◆ SHORT EXERCISE:
Restate, word for word, every line of the data.
----
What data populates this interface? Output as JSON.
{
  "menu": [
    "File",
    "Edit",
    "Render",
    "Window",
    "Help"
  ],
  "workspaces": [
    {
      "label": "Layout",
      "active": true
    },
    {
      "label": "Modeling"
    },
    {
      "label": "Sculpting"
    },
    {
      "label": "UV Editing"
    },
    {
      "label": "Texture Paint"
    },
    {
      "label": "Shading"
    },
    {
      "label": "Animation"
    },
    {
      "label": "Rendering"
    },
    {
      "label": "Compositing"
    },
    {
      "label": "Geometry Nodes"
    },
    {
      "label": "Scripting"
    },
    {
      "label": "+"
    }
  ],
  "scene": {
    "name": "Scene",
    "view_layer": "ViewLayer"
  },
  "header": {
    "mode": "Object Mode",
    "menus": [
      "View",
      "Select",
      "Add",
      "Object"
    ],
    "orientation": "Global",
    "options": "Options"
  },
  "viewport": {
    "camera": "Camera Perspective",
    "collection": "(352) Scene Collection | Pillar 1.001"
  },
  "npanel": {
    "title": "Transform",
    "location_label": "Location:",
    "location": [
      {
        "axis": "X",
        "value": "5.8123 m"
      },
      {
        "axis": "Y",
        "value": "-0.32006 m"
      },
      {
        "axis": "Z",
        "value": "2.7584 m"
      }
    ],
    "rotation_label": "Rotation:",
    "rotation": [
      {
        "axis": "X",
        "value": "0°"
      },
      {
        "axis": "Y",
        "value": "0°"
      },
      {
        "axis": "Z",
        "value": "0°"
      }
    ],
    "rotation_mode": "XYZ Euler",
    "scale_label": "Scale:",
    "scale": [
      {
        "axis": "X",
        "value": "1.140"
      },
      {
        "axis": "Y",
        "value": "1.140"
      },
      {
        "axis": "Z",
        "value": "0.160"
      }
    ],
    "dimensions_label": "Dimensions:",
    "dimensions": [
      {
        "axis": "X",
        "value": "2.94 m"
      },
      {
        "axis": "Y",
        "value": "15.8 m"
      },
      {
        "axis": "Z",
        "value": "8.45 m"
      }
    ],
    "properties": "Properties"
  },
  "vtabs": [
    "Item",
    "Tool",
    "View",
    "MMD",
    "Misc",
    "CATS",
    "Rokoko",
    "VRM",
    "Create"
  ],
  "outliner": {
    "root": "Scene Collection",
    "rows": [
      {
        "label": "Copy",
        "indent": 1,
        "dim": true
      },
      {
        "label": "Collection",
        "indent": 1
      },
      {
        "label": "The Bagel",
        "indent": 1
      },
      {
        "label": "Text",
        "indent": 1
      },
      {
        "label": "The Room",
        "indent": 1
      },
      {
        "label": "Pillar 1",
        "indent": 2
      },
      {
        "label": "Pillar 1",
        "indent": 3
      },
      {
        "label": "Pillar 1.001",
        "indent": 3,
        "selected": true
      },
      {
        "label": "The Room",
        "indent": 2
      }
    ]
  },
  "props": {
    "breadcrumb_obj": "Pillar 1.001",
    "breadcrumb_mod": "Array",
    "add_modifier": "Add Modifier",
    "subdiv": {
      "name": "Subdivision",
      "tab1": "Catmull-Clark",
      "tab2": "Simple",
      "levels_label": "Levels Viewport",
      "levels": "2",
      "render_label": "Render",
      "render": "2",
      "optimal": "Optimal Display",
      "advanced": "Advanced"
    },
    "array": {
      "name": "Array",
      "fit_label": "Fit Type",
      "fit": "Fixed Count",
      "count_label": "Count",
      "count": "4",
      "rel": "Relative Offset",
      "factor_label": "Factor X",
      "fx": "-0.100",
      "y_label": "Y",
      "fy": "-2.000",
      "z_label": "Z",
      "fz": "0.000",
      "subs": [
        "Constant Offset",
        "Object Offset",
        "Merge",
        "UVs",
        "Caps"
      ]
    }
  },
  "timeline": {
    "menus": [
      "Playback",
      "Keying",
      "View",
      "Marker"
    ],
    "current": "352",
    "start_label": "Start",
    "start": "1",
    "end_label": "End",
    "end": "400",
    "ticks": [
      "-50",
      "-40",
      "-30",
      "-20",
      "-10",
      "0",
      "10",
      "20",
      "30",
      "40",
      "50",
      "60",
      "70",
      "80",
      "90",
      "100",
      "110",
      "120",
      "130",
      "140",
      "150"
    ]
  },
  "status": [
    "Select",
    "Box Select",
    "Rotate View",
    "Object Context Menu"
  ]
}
----
◆ REPLY TO THE EXERCISE:
What data populates this interface? Output as JSON.
{
  "menu": [
    "File",
    "Edit",
    "Render",
    "Window",
    "Help"
  ],
  "workspaces": [
    {
      "label": "Layout",
      "active": true
    },
    {
      "label": "Modeling"
    },
    {
      "label": "Sculpting"
    },
    {
      "label": "UV Editing"
    },
    {
      "label": "Texture Paint"
    },
    {
      "label": "Shading"
    },
    {
      "label": "Animation"
    },
    {
      "label": "Rendering"
    },
    {
      "label": "Compositing"
    },
    {
      "label": "Geometry Nodes"
    },
    {
      "label": "Scripting"
    },
    {
      "label": "+"
    }
  ],
  "scene": {
    "name": "Scene",
    "view_layer": "ViewLayer"
  },
  "header": {
    "mode": "Object Mode",
    "menus": [
      "View",
      "Select",
      "Add",
      "Object"
    ],
    "orientation": "Global",
    "options": "Options"
  },
  "viewport": {
    "camera": "Camera Perspective",
    "collection": "(352) Scene Collection | Pillar 1.001"
  },
  "npanel": {
    "title": "Transform",
    "location_label": "Location:",
    "location": [
      {
        "axis": "X",
        "value": "5.8123 m"
      },
      {
        "axis": "Y",
        "value": "-0.32006 m"
      },
      {
        "axis": "Z",
        "value": "2.7584 m"
      }
    ],
    "rotation_label": "Rotation:",
    "rotation": [
      {
        "axis": "X",
        "value": "0°"
      },
      {
        "axis": "Y",
        "value": "0°"
      },
      {
        "axis": "Z",
        "value": "0°"
      }
    ],
    "rotation_mode": "XYZ Euler",
    "scale_label": "Scale:",
    "scale": [
      {
        "axis": "X",
        "value": "1.140"
      },
      {
        "axis": "Y",
        "value": "1.140"
      },
      {
        "axis": "Z",
        "value": "0.160"
      }
    ],
    "dimensions_label": "Dimensions:",
    "dimensions": [
      {
        "axis": "X",
        "value": "2.94 m"
      },
      {
        "axis": "Y",
        "value": "15.8 m"
      },
      {
        "axis": "Z",
        "value": "8.45 m"
      }
    ],
    "properties": "Properties"
  },
  "vtabs": [
    "Item",
    "Tool",
    "View",
    "MMD",
    "Misc",
    "CATS",
    "Rokoko",
    "VRM",
    "Create"
  ],
  "outliner": {
    "root": "Scene Collection",
    "rows": [
      {
        "label": "Copy",
        "indent": 1,
        "dim": true
      },
      {
        "label": "Collection",
        "indent": 1
      },
      {
        "label": "The Bagel",
        "indent": 1
      },
      {
        "label": "Text",
        "indent": 1
      },
      {
        "label": "The Room",
        "indent": 1
      },
      {
        "label": "Pillar 1",
        "indent": 2
      },
      {
        "label": "Pillar 1",
        "indent": 3
      },
      {
        "label": "Pillar 1.001",
        "indent": 3,
        "selected": true
      },
      {
        "label": "The Room",
        "indent": 2
      }
    ]
  },
  "props": {
    "breadcrumb_obj": "Pillar 1.001",
    "breadcrumb_mod": "Array",
    "add_modifier": "Add Modifier",
    "subdiv": {
      "name": "Subdivision",
      "tab1": "Catmull-Clark",
      "tab2": "Simple",
      "levels_label": "Levels Viewport",
      "levels": "2",
      "render_label": "Render",
      "render": "2",
      "optimal": "Optimal Display",
      "advanced": "Advanced"
    },
    "array": {
      "name": "Array",
      "fit_label": "Fit Type",
      "fit": "Fixed Count",
      "count_label": "Count",
      "count": "4",
      "rel": "Relative Offset",
      "factor_label": "Factor X",
      "fx": "-0.100",
      "y_label": "Y",
      "fy": "-2.000",
      "z_label": "Z",
      "fz": "0.000",
      "subs": [
        "Constant Offset",
        "Object Offset",
        "Merge",
        "UVs",
        "Caps"
      ]
    }
  },
  "timeline": {
    "menus": [
      "Playback",
      "Keying",
      "View",
      "Marker"
    ],
    "current": "352",
    "start_label": "Start",
    "start": "1",
    "end_label": "End",
    "end": "400",
    "ticks": [
      "-50",
      "-40",
      "-30",
      "-20",
      "-10",
      "0",
      "10",
      "20",
      "30",
      "40",
      "50",
      "60",
      "70",
      "80",
      "90",
      "100",
      "110",
      "120",
      "130",
      "140",
      "150"
    ]
  },
  "status": [
    "Select",
    "Box Select",
    "Rotate View",
    "Object Context Menu"
  ]
}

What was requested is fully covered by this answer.